All of the lines below are to be transcribed faithfully, with pictures excluded from the copy.

# Start of Data for this exercise

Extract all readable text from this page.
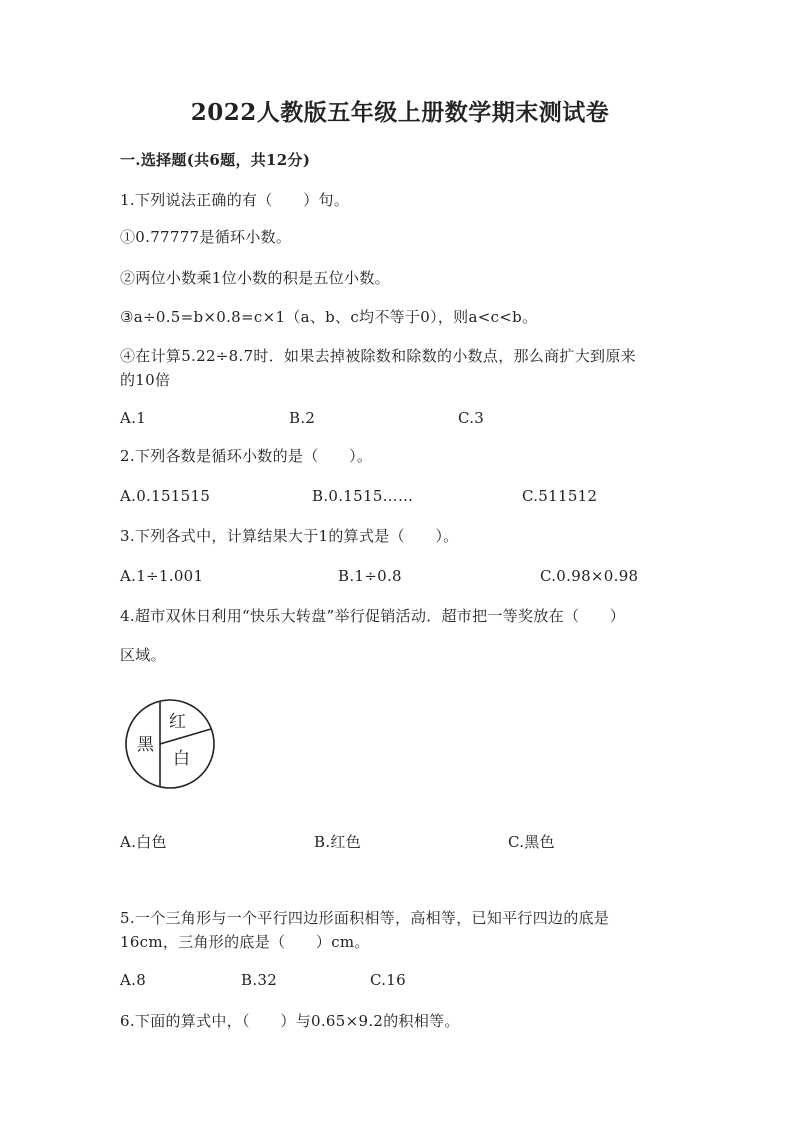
2022人教版五年级上册数学期末测试卷
一.选择题(共6题，共12分)
1.下列说法正确的有（　　）句。
①0.77777是循环小数。
②两位小数乘1位小数的积是五位小数。
③a÷0.5=b×0.8=c×1（a、b、c均不等于0），则a<c<b。
④在计算5.22÷8.7时．如果去掉被除数和除数的小数点，那么商扩大到原来
的10倍
A.1	B.2	C.3
2.下列各数是循环小数的是（　　）。
A.0.151515	B.0.1515……	C.511512
3.下列各式中，计算结果大于1的算式是（　　）。
A.1÷1.001	B.1÷0.8	C.0.98×0.98
4.超市双休日利用“快乐大转盘”举行促销活动．超市把一等奖放在（　　）
区域。
黑
红
白
A.白色	B.红色	C.黑色
5.一个三角形与一个平行四边形面积相等，高相等，已知平行四边的底是
16cm，三角形的底是（　　）cm。
A.8	B.32	C.16
6.下面的算式中，（　　）与0.65×9.2的积相等。
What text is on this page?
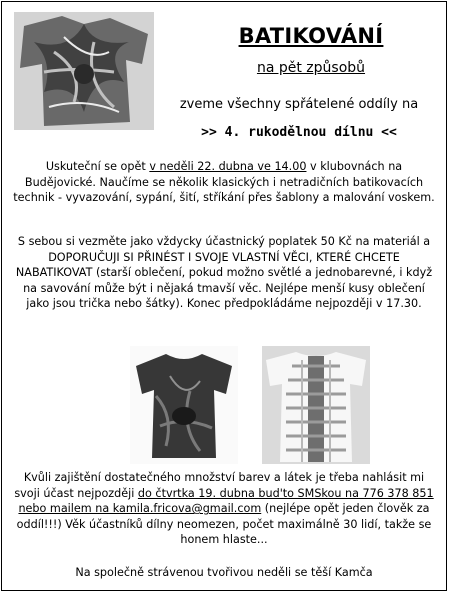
BATIKOVÁNÍ
na pět způsobů
zveme všechny spřátelené oddíly na
>> 4. rukodělnou dílnu <<

Uskuteční se opět v neděli 22. dubna ve 14.00 v klubovnách na Budějovické. Naučíme se několik klasických i netradičních batikovacích technik - vyvazování, sypání, šití, stříkání přes šablony a malování voskem.

S sebou si vezměte jako vždycky účastnický poplatek 50 Kč na materiál a DOPORUČUJI SI PŘINÉST I SVOJE VLASTNÍ VĚCI, KTERÉ CHCETE NABATIKOVAT (starší oblečení, pokud možno světlé a jednobarevné, i když na savování může být i nějaká tmavší věc. Nejlépe menší kusy oblečení jako jsou trička nebo šátky). Konec předpokládáme nejpozději v 17.30.

Kvůli zajištění dostatečného množství barev a látek je třeba nahlásit mi svoji účast nejpozději do čtvrtka 19. dubna bud'to SMSkou na 776 378 851 nebo mailem na kamila.fricova@gmail.com (nejlépe opět jeden člověk za oddíl!!!) Věk účastníků dílny neomezen, počet maximálně 30 lidí, takže se honem hlaste...

Na společně strávenou tvořivou neděli se těší Kamča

# End of Data for this exercise

> **Expected output**:
Extract all readable text from this page.
2022人教版五年级上册数学期末测试卷
一.选择题(共6题，共12分)
1.下列说法正确的有（　　）句。
①0.77777是循环小数。
②两位小数乘1位小数的积是五位小数。
③a÷0.5=b×0.8=c×1（a、b、c均不等于0），则a<c<b。
④在计算5.22÷8.7时．如果去掉被除数和除数的小数点，那么商扩大到原来
的10倍
A.1	B.2	C.3
2.下列各数是循环小数的是（　　）。
A.0.151515	B.0.1515……	C.511512
3.下列各式中，计算结果大于1的算式是（　　）。
A.1÷1.001	B.1÷0.8	C.0.98×0.98
4.超市双休日利用“快乐大转盘”举行促销活动．超市把一等奖放在（　　）
区域。
黑
红
白
A.白色	B.红色	C.黑色
5.一个三角形与一个平行四边形面积相等，高相等，已知平行四边的底是
16cm，三角形的底是（　　）cm。
A.8	B.32	C.16
6.下面的算式中，（　　）与0.65×9.2的积相等。
What text is on this page?
BATIKOVÁNÍ
na pět způsobů
zveme všechny spřátelené oddíly na
>> 4. rukodělnou dílnu <<

Uskuteční se opět v neděli 22. dubna ve 14.00 v klubovnách na Budějovické. Naučíme se několik klasických i netradičních batikovacích technik - vyvazování, sypání, šití, stříkání přes šablony a malování voskem.

S sebou si vezměte jako vždycky účastnický poplatek 50 Kč na materiál a DOPORUČUJI SI PŘINÉST I SVOJE VLASTNÍ VĚCI, KTERÉ CHCETE NABATIKOVAT (starší oblečení, pokud možno světlé a jednobarevné, i když na savování může být i nějaká tmavší věc. Nejlépe menší kusy oblečení jako jsou trička nebo šátky). Konec předpokládáme nejpozději v 17.30.

Kvůli zajištění dostatečného množství barev a látek je třeba nahlásit mi svoji účast nejpozději do čtvrtka 19. dubna bud'to SMSkou na 776 378 851 nebo mailem na kamila.fricova@gmail.com (nejlépe opět jeden člověk za oddíl!!!) Věk účastníků dílny neomezen, počet maximálně 30 lidí, takže se honem hlaste...

Na společně strávenou tvořivou neděli se těší Kamča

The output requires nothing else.